> Page excerpt:
This sounds good, I did something similar for an app I wrote a couple of years ago. However, lately I've just been using the CMF with a path structure for the config value. This makes things very flexible and it seems appropriate since it's basically just reading and writing values with fixed identifiers.

On 23 May 2007, at 23:13, David HM Spector wrote:

I'm thinking about a general purpose system control panel for my app.
I'd rather not use the Java config storage system since it stores
its data on the local file system (problematic if I run the app across
multiple web servers), what I was thinking is a simple string based DB table that I can add to as I add features to the system, and at the same time not make it so complex that there's all sorts of conditional code required
to display it.  What I was thinking is a table like this:

table SysOpParams {
area String(64); // A string indicating what part of the system (Ads, access, news, faqs...) this parameter is form. Each
"area"
                                               // is a collection of
params grouped together visually by the System Control Panel Element
   param_name  String(64);     // name of system parameter. E.g.,
MAX_NEWS_ITEMS, ALLOW_LOGINS, ALLOW_COMMENTS, etc.
l10n_key String(64); // a key that can be used to localize
the control panel labels
   actual_type    String(16);     //  the actual type of the object
represented, one of: "float", "int", "boolean", "string"

> What you have to do: Summarize the message about storing system settings above in two sentences.

> Provided information:
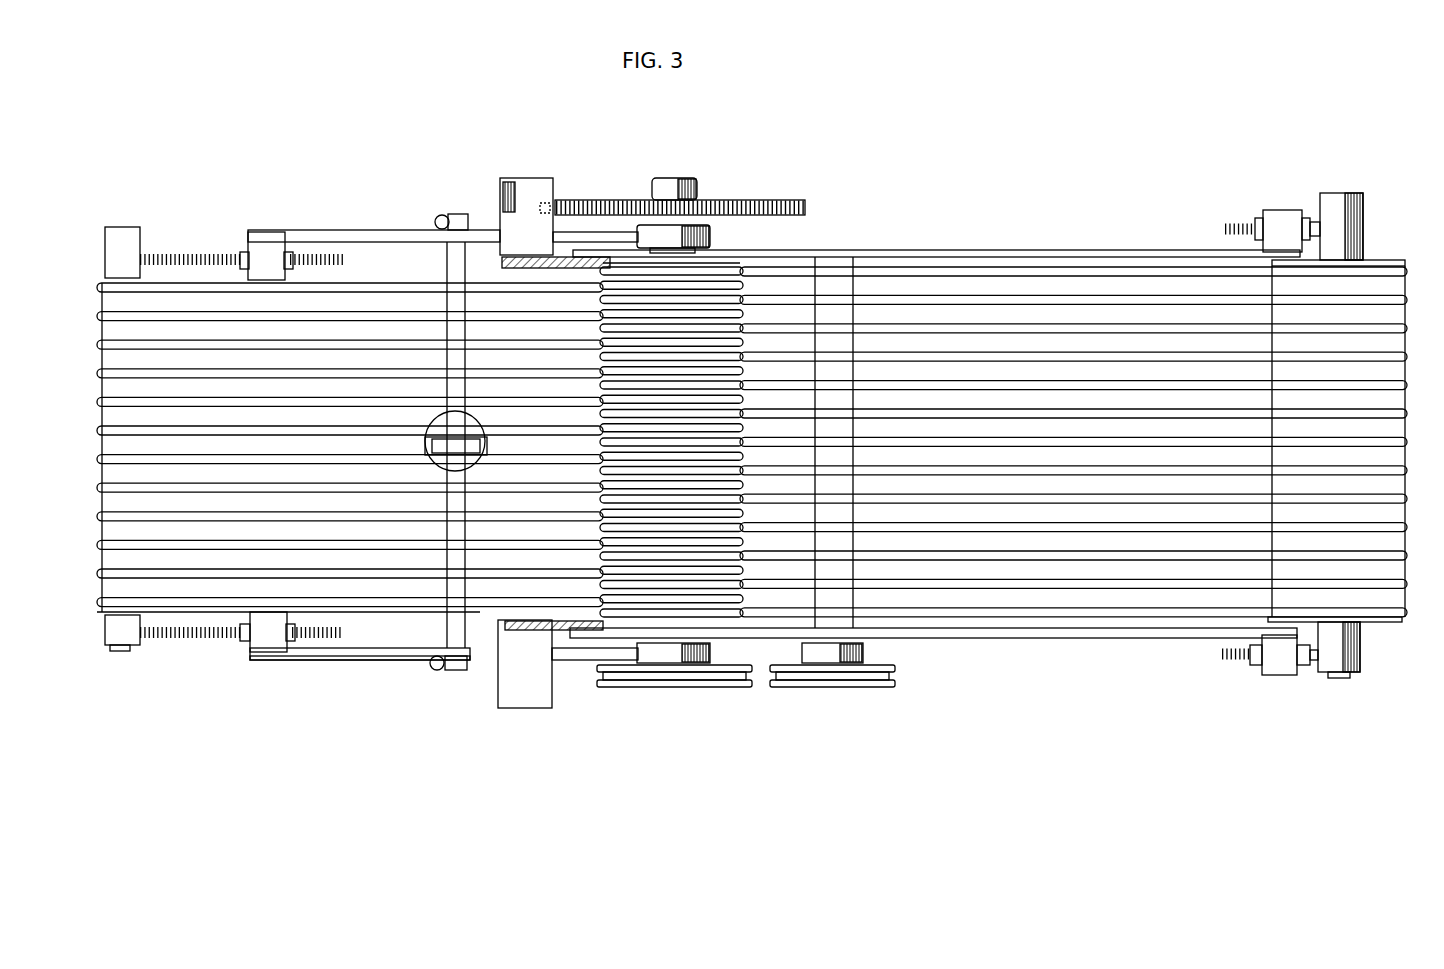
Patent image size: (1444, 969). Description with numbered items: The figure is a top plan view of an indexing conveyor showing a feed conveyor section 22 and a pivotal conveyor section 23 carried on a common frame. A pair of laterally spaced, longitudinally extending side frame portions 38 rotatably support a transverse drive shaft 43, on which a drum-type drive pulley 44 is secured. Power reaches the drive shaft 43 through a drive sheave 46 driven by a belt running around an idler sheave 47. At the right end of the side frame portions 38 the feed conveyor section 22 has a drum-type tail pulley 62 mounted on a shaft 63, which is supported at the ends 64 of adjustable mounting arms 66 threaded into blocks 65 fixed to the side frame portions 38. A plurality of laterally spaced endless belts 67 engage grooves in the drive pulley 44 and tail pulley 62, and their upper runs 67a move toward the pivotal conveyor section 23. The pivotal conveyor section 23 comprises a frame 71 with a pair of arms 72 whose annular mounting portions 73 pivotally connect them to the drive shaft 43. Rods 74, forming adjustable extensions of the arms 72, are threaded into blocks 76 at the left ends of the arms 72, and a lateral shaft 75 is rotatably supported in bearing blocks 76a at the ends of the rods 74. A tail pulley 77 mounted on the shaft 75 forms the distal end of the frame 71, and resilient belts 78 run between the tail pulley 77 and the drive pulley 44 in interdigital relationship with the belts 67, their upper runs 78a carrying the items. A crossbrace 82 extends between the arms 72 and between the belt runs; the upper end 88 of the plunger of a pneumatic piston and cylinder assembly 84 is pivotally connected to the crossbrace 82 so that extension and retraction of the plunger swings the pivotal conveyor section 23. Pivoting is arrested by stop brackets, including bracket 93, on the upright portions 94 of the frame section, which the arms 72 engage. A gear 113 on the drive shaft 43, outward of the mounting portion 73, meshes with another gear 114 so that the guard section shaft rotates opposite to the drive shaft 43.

* * *

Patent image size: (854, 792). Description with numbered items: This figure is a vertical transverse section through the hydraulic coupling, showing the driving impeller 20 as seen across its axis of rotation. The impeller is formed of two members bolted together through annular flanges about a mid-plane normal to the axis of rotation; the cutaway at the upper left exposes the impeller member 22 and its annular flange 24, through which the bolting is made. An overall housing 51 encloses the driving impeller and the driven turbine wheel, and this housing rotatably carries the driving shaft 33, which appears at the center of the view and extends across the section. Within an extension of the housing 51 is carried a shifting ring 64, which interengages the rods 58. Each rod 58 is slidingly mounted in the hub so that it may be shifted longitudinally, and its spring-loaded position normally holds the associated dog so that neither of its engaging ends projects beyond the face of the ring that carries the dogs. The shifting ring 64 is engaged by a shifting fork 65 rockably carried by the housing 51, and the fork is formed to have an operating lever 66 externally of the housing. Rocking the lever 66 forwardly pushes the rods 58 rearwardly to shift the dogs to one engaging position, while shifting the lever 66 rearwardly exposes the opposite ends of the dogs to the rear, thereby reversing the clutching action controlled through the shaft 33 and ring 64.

...

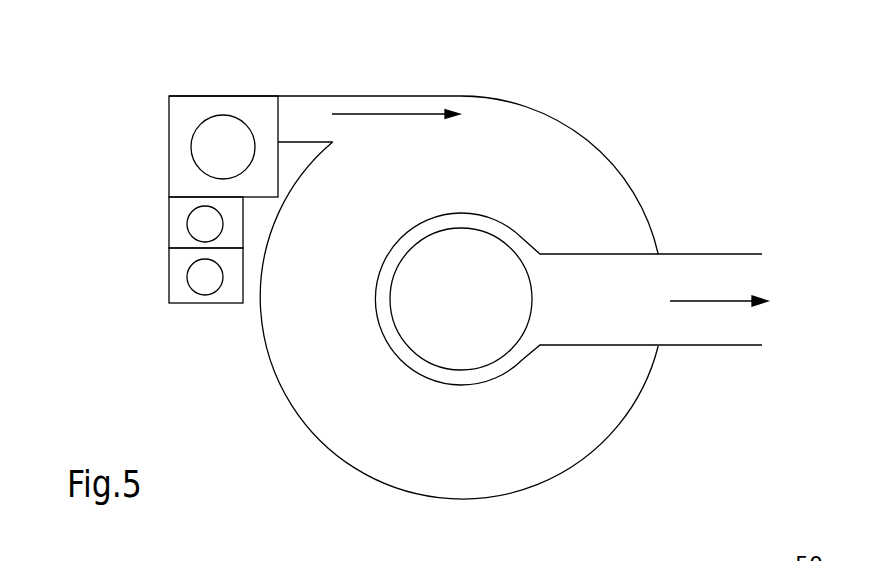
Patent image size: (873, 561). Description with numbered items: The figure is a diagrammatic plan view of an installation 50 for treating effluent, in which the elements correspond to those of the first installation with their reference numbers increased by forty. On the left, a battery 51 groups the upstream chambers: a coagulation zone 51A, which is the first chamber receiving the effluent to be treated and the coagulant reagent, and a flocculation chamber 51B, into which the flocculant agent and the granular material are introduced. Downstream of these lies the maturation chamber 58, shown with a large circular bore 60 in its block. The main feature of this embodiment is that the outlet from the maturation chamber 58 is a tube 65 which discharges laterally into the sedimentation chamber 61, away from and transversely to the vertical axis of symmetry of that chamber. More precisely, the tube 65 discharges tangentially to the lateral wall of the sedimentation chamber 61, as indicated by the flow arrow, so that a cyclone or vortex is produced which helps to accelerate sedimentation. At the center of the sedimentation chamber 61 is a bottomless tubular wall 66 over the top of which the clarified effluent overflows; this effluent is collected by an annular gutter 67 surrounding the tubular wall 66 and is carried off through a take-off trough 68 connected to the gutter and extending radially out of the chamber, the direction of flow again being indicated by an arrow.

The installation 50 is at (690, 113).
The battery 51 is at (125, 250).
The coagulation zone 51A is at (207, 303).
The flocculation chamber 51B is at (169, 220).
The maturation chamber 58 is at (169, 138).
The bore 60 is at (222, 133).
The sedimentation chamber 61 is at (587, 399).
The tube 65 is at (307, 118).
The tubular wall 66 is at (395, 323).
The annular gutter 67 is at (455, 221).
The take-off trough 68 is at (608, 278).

> Written answer: The reply says its writer did something similar for an app a couple of years ago but lately uses the CMF with a path structure for the config value, which is very flexible and suits reading and writing values with fixed identifiers. The quoted message from David HM Spector plans a general purpose system control panel backed by a simple string-based DB table rather than the Java config storage system, which stores data on the local file system, and sketches a SysOpParams table with fields such as area, param_name, l10n_key and actual_type.